((
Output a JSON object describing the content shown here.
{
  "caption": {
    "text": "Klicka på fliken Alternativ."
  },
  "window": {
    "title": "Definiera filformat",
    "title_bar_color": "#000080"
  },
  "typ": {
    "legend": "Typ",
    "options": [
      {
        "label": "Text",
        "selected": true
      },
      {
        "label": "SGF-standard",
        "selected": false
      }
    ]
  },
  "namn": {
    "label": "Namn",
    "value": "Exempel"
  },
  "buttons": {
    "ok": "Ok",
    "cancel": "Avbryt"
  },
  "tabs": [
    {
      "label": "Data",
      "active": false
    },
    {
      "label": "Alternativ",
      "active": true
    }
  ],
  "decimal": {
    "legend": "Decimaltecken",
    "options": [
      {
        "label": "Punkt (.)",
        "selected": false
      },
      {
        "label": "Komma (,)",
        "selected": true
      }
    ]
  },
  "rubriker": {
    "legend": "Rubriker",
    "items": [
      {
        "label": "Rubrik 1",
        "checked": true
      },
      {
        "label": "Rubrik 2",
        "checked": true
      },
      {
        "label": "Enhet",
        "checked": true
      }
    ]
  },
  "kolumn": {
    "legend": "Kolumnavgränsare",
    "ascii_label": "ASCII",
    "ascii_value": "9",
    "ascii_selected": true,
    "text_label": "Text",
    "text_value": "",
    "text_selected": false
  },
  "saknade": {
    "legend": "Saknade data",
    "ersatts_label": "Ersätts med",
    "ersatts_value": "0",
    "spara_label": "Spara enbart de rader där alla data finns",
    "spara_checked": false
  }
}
))
((
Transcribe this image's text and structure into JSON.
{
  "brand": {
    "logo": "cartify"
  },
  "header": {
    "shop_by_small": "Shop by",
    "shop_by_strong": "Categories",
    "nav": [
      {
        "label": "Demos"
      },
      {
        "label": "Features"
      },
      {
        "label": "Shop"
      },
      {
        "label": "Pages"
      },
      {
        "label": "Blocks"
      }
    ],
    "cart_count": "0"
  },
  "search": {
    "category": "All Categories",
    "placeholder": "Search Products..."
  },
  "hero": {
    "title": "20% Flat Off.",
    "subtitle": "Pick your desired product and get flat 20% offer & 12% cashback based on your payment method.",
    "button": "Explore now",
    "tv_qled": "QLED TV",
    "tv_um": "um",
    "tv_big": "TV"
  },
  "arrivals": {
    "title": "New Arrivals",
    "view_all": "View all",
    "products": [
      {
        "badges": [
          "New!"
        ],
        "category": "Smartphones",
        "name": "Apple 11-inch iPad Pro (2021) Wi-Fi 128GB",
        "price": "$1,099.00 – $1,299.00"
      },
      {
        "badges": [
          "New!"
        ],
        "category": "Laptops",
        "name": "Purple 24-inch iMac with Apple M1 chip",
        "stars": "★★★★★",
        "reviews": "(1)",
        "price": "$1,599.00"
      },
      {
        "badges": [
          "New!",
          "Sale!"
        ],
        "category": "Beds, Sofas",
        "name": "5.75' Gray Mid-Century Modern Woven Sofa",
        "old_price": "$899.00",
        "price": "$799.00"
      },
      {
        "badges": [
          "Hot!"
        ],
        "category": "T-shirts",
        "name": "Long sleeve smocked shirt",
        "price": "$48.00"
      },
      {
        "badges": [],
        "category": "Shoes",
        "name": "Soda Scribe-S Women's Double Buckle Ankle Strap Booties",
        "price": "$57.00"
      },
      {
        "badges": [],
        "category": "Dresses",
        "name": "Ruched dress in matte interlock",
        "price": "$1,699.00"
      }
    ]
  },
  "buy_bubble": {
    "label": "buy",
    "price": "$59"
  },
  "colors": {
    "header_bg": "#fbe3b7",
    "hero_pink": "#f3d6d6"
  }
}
))
((
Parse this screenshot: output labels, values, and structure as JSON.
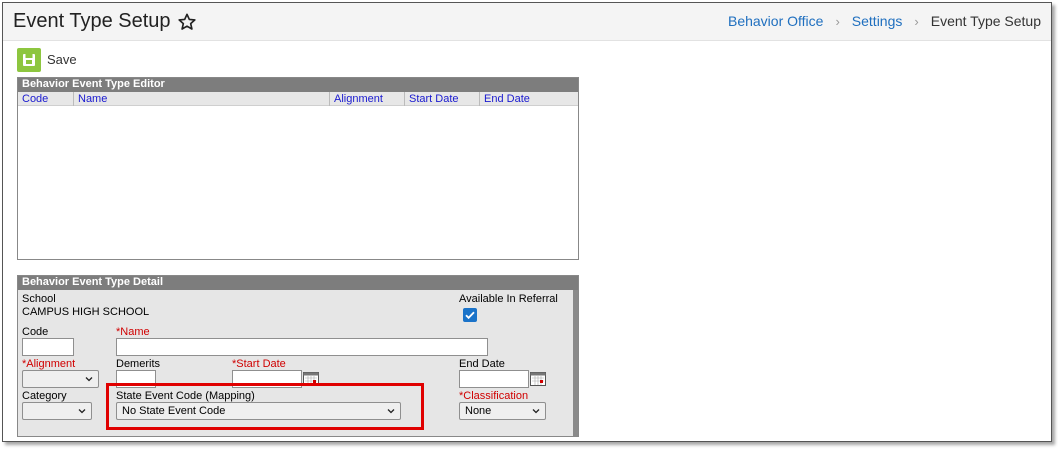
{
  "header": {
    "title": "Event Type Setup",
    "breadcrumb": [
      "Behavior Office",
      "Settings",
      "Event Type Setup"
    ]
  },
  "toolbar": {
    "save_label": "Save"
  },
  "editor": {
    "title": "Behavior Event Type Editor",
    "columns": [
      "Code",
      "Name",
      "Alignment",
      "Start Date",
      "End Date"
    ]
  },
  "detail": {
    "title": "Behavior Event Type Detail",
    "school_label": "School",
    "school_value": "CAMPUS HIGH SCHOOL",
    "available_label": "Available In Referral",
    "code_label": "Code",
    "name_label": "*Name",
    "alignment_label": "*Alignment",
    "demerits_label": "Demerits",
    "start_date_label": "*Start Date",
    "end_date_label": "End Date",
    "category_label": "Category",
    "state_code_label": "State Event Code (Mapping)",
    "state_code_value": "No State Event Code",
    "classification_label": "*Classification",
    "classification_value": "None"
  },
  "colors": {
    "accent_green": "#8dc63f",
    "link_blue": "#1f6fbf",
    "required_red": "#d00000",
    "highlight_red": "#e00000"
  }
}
))
(SET PROBLEM):
Find the lines above that contain the word "Type" and collect them.

(CORRECT ANSWER):
    "title": "Event Type Setup",
      "Event Type Setup"
    "title": "Behavior Event Type Editor",
    "title": "Behavior Event Type Detail",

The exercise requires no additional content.